◆ Problem description
Exactly reproduce each line of the listing that follows.
------ Stored records
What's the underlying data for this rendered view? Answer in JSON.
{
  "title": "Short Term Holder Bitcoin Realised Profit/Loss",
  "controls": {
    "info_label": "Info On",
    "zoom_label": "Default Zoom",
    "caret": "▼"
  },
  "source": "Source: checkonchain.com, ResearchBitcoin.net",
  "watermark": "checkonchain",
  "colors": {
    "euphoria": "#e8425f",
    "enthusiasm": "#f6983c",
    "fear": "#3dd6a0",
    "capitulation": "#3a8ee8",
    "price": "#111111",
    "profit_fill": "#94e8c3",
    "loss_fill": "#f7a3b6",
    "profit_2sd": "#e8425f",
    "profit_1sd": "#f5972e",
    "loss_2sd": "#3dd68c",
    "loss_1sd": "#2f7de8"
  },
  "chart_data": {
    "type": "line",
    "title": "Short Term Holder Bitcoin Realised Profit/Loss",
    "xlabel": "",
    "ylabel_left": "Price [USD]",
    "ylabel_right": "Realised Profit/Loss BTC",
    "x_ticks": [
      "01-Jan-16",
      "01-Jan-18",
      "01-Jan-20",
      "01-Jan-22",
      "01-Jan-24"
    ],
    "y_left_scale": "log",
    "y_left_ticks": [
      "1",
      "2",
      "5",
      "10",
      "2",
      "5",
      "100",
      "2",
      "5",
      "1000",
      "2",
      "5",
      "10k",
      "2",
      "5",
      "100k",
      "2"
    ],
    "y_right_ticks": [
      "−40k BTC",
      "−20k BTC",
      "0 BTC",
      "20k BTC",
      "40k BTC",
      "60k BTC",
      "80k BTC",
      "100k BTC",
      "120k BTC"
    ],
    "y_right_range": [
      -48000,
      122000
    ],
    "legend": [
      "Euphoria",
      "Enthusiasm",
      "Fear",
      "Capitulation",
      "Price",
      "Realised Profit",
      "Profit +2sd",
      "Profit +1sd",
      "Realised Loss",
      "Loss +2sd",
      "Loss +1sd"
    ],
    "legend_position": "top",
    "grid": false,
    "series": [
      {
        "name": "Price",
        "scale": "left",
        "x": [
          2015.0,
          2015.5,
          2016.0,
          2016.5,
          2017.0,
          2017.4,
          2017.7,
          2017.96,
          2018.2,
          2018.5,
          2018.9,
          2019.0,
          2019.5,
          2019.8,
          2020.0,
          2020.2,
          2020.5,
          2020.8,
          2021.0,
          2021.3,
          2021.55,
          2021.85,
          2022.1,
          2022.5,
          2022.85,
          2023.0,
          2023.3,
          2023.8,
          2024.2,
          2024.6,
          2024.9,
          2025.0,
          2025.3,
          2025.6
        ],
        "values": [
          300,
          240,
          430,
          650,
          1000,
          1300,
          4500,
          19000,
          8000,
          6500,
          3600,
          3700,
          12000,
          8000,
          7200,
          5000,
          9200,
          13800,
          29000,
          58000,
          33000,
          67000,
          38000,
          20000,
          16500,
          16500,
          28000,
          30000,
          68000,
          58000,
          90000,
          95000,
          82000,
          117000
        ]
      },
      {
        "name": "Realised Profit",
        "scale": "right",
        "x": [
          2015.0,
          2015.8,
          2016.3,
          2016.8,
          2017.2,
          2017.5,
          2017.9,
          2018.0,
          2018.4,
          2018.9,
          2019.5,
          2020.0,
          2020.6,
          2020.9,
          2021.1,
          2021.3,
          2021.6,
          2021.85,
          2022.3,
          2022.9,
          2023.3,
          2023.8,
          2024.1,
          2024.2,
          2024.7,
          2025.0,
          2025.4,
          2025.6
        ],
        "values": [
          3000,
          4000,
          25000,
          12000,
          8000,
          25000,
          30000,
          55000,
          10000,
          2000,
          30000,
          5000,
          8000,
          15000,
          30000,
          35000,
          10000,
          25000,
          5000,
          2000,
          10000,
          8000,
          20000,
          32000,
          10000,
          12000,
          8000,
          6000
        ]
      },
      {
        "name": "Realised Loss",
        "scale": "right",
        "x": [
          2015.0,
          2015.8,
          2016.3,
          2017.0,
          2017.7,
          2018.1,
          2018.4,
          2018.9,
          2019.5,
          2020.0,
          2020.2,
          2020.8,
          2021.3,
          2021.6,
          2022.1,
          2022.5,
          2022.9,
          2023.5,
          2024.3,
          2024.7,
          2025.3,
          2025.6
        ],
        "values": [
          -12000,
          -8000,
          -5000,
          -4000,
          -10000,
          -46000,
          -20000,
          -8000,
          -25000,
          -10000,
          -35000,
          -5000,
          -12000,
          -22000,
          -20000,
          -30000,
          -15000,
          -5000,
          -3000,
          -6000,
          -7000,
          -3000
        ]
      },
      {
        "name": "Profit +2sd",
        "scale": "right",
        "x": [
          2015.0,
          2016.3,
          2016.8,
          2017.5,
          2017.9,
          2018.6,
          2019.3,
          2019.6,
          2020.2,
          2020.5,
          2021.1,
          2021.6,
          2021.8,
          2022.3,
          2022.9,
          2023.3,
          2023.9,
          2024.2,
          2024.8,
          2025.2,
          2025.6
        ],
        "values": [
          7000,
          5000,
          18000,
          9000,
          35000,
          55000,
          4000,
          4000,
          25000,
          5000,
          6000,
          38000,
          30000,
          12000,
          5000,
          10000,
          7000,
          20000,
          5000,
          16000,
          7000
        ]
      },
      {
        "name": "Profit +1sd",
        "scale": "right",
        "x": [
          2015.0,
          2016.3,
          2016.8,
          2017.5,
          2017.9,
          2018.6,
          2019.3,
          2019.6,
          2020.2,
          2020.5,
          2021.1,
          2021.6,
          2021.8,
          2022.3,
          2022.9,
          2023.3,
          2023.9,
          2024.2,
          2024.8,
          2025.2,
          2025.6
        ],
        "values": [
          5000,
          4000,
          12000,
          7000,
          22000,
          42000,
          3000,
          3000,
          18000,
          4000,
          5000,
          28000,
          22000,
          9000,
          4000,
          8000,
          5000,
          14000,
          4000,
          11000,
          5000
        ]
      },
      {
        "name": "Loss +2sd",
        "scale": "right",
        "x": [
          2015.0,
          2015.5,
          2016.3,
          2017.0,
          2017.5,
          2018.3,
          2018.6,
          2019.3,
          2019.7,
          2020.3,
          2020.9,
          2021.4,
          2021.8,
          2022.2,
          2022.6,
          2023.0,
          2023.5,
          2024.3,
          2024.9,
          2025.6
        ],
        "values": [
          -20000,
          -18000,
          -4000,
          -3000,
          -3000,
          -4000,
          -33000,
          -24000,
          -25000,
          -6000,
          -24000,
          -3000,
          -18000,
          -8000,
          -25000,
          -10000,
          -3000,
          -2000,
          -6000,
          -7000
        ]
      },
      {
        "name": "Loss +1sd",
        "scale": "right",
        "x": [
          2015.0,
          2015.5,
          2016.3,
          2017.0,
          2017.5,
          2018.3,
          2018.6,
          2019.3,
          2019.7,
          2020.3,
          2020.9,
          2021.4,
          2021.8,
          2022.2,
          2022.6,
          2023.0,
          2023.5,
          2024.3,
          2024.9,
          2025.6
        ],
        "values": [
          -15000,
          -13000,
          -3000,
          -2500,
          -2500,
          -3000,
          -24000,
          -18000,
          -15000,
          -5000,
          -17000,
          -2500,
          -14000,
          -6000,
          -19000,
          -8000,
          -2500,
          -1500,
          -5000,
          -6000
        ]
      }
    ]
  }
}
------------
◆ Answer for this exercise
What's the underlying data for this rendered view? Answer in JSON.
{
  "title": "Short Term Holder Bitcoin Realised Profit/Loss",
  "controls": {
    "info_label": "Info On",
    "zoom_label": "Default Zoom",
    "caret": "▼"
  },
  "source": "Source: checkonchain.com, ResearchBitcoin.net",
  "watermark": "checkonchain",
  "colors": {
    "euphoria": "#e8425f",
    "enthusiasm": "#f6983c",
    "fear": "#3dd6a0",
    "capitulation": "#3a8ee8",
    "price": "#111111",
    "profit_fill": "#94e8c3",
    "loss_fill": "#f7a3b6",
    "profit_2sd": "#e8425f",
    "profit_1sd": "#f5972e",
    "loss_2sd": "#3dd68c",
    "loss_1sd": "#2f7de8"
  },
  "chart_data": {
    "type": "line",
    "title": "Short Term Holder Bitcoin Realised Profit/Loss",
    "xlabel": "",
    "ylabel_left": "Price [USD]",
    "ylabel_right": "Realised Profit/Loss BTC",
    "x_ticks": [
      "01-Jan-16",
      "01-Jan-18",
      "01-Jan-20",
      "01-Jan-22",
      "01-Jan-24"
    ],
    "y_left_scale": "log",
    "y_left_ticks": [
      "1",
      "2",
      "5",
      "10",
      "2",
      "5",
      "100",
      "2",
      "5",
      "1000",
      "2",
      "5",
      "10k",
      "2",
      "5",
      "100k",
      "2"
    ],
    "y_right_ticks": [
      "−40k BTC",
      "−20k BTC",
      "0 BTC",
      "20k BTC",
      "40k BTC",
      "60k BTC",
      "80k BTC",
      "100k BTC",
      "120k BTC"
    ],
    "y_right_range": [
      -48000,
      122000
    ],
    "legend": [
      "Euphoria",
      "Enthusiasm",
      "Fear",
      "Capitulation",
      "Price",
      "Realised Profit",
      "Profit +2sd",
      "Profit +1sd",
      "Realised Loss",
      "Loss +2sd",
      "Loss +1sd"
    ],
    "legend_position": "top",
    "grid": false,
    "series": [
      {
        "name": "Price",
        "scale": "left",
        "x": [
          2015.0,
          2015.5,
          2016.0,
          2016.5,
          2017.0,
          2017.4,
          2017.7,
          2017.96,
          2018.2,
          2018.5,
          2018.9,
          2019.0,
          2019.5,
          2019.8,
          2020.0,
          2020.2,
          2020.5,
          2020.8,
          2021.0,
          2021.3,
          2021.55,
          2021.85,
          2022.1,
          2022.5,
          2022.85,
          2023.0,
          2023.3,
          2023.8,
          2024.2,
          2024.6,
          2024.9,
          2025.0,
          2025.3,
          2025.6
        ],
        "values": [
          300,
          240,
          430,
          650,
          1000,
          1300,
          4500,
          19000,
          8000,
          6500,
          3600,
          3700,
          12000,
          8000,
          7200,
          5000,
          9200,
          13800,
          29000,
          58000,
          33000,
          67000,
          38000,
          20000,
          16500,
          16500,
          28000,
          30000,
          68000,
          58000,
          90000,
          95000,
          82000,
          117000
        ]
      },
      {
        "name": "Realised Profit",
        "scale": "right",
        "x": [
          2015.0,
          2015.8,
          2016.3,
          2016.8,
          2017.2,
          2017.5,
          2017.9,
          2018.0,
          2018.4,
          2018.9,
          2019.5,
          2020.0,
          2020.6,
          2020.9,
          2021.1,
          2021.3,
          2021.6,
          2021.85,
          2022.3,
          2022.9,
          2023.3,
          2023.8,
          2024.1,
          2024.2,
          2024.7,
          2025.0,
          2025.4,
          2025.6
        ],
        "values": [
          3000,
          4000,
          25000,
          12000,
          8000,
          25000,
          30000,
          55000,
          10000,
          2000,
          30000,
          5000,
          8000,
          15000,
          30000,
          35000,
          10000,
          25000,
          5000,
          2000,
          10000,
          8000,
          20000,
          32000,
          10000,
          12000,
          8000,
          6000
        ]
      },
      {
        "name": "Realised Loss",
        "scale": "right",
        "x": [
          2015.0,
          2015.8,
          2016.3,
          2017.0,
          2017.7,
          2018.1,
          2018.4,
          2018.9,
          2019.5,
          2020.0,
          2020.2,
          2020.8,
          2021.3,
          2021.6,
          2022.1,
          2022.5,
          2022.9,
          2023.5,
          2024.3,
          2024.7,
          2025.3,
          2025.6
        ],
        "values": [
          -12000,
          -8000,
          -5000,
          -4000,
          -10000,
          -46000,
          -20000,
          -8000,
          -25000,
          -10000,
          -35000,
          -5000,
          -12000,
          -22000,
          -20000,
          -30000,
          -15000,
          -5000,
          -3000,
          -6000,
          -7000,
          -3000
        ]
      },
      {
        "name": "Profit +2sd",
        "scale": "right",
        "x": [
          2015.0,
          2016.3,
          2016.8,
          2017.5,
          2017.9,
          2018.6,
          2019.3,
          2019.6,
          2020.2,
          2020.5,
          2021.1,
          2021.6,
          2021.8,
          2022.3,
          2022.9,
          2023.3,
          2023.9,
          2024.2,
          2024.8,
          2025.2,
          2025.6
        ],
        "values": [
          7000,
          5000,
          18000,
          9000,
          35000,
          55000,
          4000,
          4000,
          25000,
          5000,
          6000,
          38000,
          30000,
          12000,
          5000,
          10000,
          7000,
          20000,
          5000,
          16000,
          7000
        ]
      },
      {
        "name": "Profit +1sd",
        "scale": "right",
        "x": [
          2015.0,
          2016.3,
          2016.8,
          2017.5,
          2017.9,
          2018.6,
          2019.3,
          2019.6,
          2020.2,
          2020.5,
          2021.1,
          2021.6,
          2021.8,
          2022.3,
          2022.9,
          2023.3,
          2023.9,
          2024.2,
          2024.8,
          2025.2,
          2025.6
        ],
        "values": [
          5000,
          4000,
          12000,
          7000,
          22000,
          42000,
          3000,
          3000,
          18000,
          4000,
          5000,
          28000,
          22000,
          9000,
          4000,
          8000,
          5000,
          14000,
          4000,
          11000,
          5000
        ]
      },
      {
        "name": "Loss +2sd",
        "scale": "right",
        "x": [
          2015.0,
          2015.5,
          2016.3,
          2017.0,
          2017.5,
          2018.3,
          2018.6,
          2019.3,
          2019.7,
          2020.3,
          2020.9,
          2021.4,
          2021.8,
          2022.2,
          2022.6,
          2023.0,
          2023.5,
          2024.3,
          2024.9,
          2025.6
        ],
        "values": [
          -20000,
          -18000,
          -4000,
          -3000,
          -3000,
          -4000,
          -33000,
          -24000,
          -25000,
          -6000,
          -24000,
          -3000,
          -18000,
          -8000,
          -25000,
          -10000,
          -3000,
          -2000,
          -6000,
          -7000
        ]
      },
      {
        "name": "Loss +1sd",
        "scale": "right",
        "x": [
          2015.0,
          2015.5,
          2016.3,
          2017.0,
          2017.5,
          2018.3,
          2018.6,
          2019.3,
          2019.7,
          2020.3,
          2020.9,
          2021.4,
          2021.8,
          2022.2,
          2022.6,
          2023.0,
          2023.5,
          2024.3,
          2024.9,
          2025.6
        ],
        "values": [
          -15000,
          -13000,
          -3000,
          -2500,
          -2500,
          -3000,
          -24000,
          -18000,
          -15000,
          -5000,
          -17000,
          -2500,
          -14000,
          -6000,
          -19000,
          -8000,
          -2500,
          -1500,
          -5000,
          -6000
        ]
      }
    ]
  }
}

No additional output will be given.